Problem statement —
Each line of the listing that contains the word "thông" is to be copied.

☆ ☆ ☆

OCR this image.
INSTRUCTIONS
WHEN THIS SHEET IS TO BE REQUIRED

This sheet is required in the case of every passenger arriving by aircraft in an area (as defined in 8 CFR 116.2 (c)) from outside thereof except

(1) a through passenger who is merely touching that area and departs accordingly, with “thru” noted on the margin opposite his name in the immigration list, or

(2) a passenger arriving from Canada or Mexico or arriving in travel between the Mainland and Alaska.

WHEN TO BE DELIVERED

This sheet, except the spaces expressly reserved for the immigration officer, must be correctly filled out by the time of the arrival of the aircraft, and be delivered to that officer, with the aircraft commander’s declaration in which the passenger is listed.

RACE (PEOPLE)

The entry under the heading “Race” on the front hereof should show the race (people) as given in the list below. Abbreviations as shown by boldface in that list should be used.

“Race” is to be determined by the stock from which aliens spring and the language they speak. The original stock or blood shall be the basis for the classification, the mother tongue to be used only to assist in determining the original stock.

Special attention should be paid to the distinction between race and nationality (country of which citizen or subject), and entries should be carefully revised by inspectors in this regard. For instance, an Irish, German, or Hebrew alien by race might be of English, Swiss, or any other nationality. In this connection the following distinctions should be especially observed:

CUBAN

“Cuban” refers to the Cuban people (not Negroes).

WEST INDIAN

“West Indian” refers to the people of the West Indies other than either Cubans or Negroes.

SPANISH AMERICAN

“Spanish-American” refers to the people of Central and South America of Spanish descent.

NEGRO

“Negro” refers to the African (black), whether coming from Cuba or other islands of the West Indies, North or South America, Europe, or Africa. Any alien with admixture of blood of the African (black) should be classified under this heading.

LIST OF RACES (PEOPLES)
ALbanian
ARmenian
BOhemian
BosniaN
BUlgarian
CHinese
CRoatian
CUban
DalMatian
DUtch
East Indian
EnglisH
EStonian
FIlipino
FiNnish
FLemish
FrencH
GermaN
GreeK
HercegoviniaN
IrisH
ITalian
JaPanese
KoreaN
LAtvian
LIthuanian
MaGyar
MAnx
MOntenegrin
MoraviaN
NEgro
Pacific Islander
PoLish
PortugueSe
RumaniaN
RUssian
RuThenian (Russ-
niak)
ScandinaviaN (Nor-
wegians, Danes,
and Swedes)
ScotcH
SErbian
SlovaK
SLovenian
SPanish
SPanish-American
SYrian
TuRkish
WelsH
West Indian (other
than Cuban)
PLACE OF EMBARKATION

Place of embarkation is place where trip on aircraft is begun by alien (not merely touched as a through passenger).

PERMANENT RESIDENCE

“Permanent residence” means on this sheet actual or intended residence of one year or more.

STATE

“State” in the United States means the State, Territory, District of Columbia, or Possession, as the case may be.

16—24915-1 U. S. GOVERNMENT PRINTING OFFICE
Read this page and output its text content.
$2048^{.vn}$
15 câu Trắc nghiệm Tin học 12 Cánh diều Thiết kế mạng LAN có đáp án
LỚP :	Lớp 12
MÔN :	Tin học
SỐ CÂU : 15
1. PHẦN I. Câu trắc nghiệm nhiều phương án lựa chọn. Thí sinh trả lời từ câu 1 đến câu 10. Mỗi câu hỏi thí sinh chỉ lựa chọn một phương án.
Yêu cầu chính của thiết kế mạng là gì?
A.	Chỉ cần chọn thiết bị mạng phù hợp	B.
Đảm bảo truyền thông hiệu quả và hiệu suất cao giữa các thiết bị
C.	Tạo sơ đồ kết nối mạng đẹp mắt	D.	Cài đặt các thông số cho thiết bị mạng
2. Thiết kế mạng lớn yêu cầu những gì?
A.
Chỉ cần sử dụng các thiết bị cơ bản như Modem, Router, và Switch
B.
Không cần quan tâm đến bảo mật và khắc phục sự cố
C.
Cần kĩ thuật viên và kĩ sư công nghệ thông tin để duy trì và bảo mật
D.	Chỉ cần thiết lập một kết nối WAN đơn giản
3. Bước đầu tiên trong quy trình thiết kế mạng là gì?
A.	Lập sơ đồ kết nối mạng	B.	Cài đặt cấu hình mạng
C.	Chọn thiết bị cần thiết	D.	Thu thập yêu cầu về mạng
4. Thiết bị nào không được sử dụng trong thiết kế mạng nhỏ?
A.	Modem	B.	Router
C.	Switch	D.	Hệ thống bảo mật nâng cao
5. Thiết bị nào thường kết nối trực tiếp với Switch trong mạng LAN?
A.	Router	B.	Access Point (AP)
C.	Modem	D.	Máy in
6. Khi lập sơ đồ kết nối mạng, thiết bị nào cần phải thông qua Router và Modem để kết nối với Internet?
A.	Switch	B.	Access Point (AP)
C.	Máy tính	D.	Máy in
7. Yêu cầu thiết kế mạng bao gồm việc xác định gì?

☆ ☆ ☆

Answer for this exercise —
Đảm bảo truyền thông hiệu quả và hiệu suất cao giữa các thiết bị
C.	Tạo sơ đồ kết nối mạng đẹp mắt	D.	Cài đặt các thông số cho thiết bị mạng
Cần kĩ thuật viên và kĩ sư công nghệ thông tin để duy trì và bảo mật
6. Khi lập sơ đồ kết nối mạng, thiết bị nào cần phải thông qua Router và Modem để kết nối với Internet?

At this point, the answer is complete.